Exercício escrito 1 => Copie todas as frases do texto sobre utopias que terminam com ponto de interrogação, contando também o título.
Exercício escrito 2 => Transcreva sem nenhuma alteração o trecho dos registros que vai do começo até a linha que contém "banner-image: 题引力出品 tiyinli.com", incluindo essa linha.
── Texto citado ──
O que pode dar certo?
* Por
Clóvis Campêlo
Tudo bem, admito que
alguns só se interessem pelo que pode dar certo. Em nome das utopias, porém,
peço clemência. O que seria do homem moderno sem o direito de sonhar e
idealizar coisas? Não me arrisco a responder. Como diria o meu amigo Renato
Boca-de-Caçapa, o mundo é uma bomba chiando. A qualquer hora pode explodir. É
necessário, assim, que existam válvulas de escape bem ajustadas. As utopias nos
servem de contrapeso à dureza da existência. Imaginar e idealizar é preciso,
portanto.
Porém, nem tudo o que
se pense e se idealize será viável nesse mundo de usuras. Assim, por um senso
precioso de justiça, se a produção agrária de um país só lhe permite comer um
quilo de feijão por semana, comer dois significa tirar o feijão da boca de
alguém. Mas, numa sociedade de consumo que estimula o individualismo e a
concentração de renda, será que alguém mais além de mim se arriscaria a pensar
assim?
Nesse mundo complexo e
perdulário, talvez nem mesmo se tenha o direito de pensar dessa maneira. Esse
tipo de pensamento comunista exigiria um esforço de reeducação muito grande e
desprendido. Talvez eu esteja querendo demais.
Hoje se inventa e se
produz de tudo no mundo mecanizado e industrializado. A finalidade dessa
produção não é atender às vicissitudes primárias do cidadão, mas sim criar
falsas necessidades, alimentando vaidades e ambições doentias.
───
── Dados de entrada ──
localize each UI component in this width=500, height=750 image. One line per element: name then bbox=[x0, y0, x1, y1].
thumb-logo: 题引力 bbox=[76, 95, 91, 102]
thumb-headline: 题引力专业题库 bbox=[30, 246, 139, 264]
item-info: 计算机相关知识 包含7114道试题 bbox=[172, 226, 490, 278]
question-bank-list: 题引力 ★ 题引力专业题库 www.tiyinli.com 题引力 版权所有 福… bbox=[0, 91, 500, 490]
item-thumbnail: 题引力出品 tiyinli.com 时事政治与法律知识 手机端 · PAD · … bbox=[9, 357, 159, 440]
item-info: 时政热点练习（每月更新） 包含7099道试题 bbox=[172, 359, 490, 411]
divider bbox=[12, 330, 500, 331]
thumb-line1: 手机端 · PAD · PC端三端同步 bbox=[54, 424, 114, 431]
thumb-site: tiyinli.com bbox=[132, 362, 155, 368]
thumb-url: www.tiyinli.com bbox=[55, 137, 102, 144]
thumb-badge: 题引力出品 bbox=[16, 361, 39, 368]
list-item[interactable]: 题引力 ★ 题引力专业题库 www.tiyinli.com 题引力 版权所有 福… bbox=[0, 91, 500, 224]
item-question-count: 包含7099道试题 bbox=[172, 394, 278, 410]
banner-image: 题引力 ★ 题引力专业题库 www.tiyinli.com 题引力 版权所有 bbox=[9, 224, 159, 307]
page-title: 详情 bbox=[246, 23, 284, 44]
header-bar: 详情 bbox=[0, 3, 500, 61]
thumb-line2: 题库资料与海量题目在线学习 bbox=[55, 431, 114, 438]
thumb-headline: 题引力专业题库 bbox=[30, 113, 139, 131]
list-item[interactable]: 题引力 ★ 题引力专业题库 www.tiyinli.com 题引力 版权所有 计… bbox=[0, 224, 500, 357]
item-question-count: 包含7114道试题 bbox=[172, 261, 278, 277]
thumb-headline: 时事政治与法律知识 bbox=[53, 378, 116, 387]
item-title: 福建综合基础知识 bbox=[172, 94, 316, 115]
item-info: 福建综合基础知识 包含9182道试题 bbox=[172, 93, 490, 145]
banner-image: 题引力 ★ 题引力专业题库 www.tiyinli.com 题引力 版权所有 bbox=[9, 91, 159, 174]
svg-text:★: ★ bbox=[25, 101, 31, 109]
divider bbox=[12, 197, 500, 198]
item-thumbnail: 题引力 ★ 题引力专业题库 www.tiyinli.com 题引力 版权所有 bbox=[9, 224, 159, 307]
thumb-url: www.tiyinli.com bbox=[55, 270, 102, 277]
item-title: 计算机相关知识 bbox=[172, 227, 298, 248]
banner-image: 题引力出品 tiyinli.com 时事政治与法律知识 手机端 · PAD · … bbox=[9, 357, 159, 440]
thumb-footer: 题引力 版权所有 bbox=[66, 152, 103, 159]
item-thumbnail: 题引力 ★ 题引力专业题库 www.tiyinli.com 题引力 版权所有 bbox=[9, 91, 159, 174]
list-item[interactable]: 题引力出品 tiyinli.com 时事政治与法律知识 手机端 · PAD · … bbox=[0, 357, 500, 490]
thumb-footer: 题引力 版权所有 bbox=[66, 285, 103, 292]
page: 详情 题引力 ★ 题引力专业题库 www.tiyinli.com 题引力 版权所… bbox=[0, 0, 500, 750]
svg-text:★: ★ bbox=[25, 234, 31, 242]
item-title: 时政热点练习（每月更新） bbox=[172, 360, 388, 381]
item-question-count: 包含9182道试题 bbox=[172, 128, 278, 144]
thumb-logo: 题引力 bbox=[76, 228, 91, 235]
───
Resposta completa 1 =>
- O que pode dar certo?
- O que seria do homem moderno sem o direito de sonhar e idealizar coisas?
- Mas, numa sociedade de consumo que estimula o individualismo e a concentração de renda, será que alguém mais além de mim se arriscaria a pensar assim?

Resposta completa 2 =>
localize each UI component in this width=500, height=750 image. One line per element: name then bbox=[x0, y0, x1, y1].
thumb-logo: 题引力 bbox=[76, 95, 91, 102]
thumb-headline: 题引力专业题库 bbox=[30, 246, 139, 264]
item-info: 计算机相关知识 包含7114道试题 bbox=[172, 226, 490, 278]
question-bank-list: 题引力 ★ 题引力专业题库 www.tiyinli.com 题引力 版权所有 福… bbox=[0, 91, 500, 490]
item-thumbnail: 题引力出品 tiyinli.com 时事政治与法律知识 手机端 · PAD · … bbox=[9, 357, 159, 440]
item-info: 时政热点练习（每月更新） 包含7099道试题 bbox=[172, 359, 490, 411]
divider bbox=[12, 330, 500, 331]
thumb-line1: 手机端 · PAD · PC端三端同步 bbox=[54, 424, 114, 431]
thumb-site: tiyinli.com bbox=[132, 362, 155, 368]
thumb-url: www.tiyinli.com bbox=[55, 137, 102, 144]
thumb-badge: 题引力出品 bbox=[16, 361, 39, 368]
list-item[interactable]: 题引力 ★ 题引力专业题库 www.tiyinli.com 题引力 版权所有 福… bbox=[0, 91, 500, 224]
item-question-count: 包含7099道试题 bbox=[172, 394, 278, 410]
banner-image: 题引力 ★ 题引力专业题库 www.tiyinli.com 题引力 版权所有 bbox=[9, 224, 159, 307]
page-title: 详情 bbox=[246, 23, 284, 44]
header-bar: 详情 bbox=[0, 3, 500, 61]
thumb-line2: 题库资料与海量题目在线学习 bbox=[55, 431, 114, 438]
thumb-headline: 题引力专业题库 bbox=[30, 113, 139, 131]
list-item[interactable]: 题引力 ★ 题引力专业题库 www.tiyinli.com 题引力 版权所有 计… bbox=[0, 224, 500, 357]
item-question-count: 包含7114道试题 bbox=[172, 261, 278, 277]
thumb-headline: 时事政治与法律知识 bbox=[53, 378, 116, 387]
item-title: 福建综合基础知识 bbox=[172, 94, 316, 115]
item-info: 福建综合基础知识 包含9182道试题 bbox=[172, 93, 490, 145]
banner-image: 题引力 ★ 题引力专业题库 www.tiyinli.com 题引力 版权所有 bbox=[9, 91, 159, 174]
svg-text:★: ★ bbox=[25, 101, 31, 109]
divider bbox=[12, 197, 500, 198]
item-thumbnail: 题引力 ★ 题引力专业题库 www.tiyinli.com 题引力 版权所有 bbox=[9, 224, 159, 307]
thumb-url: www.tiyinli.com bbox=[55, 270, 102, 277]
item-title: 计算机相关知识 bbox=[172, 227, 298, 248]
banner-image: 题引力出品 tiyinli.com 时事政治与法律知识 手机端 · PAD · … bbox=[9, 357, 159, 440]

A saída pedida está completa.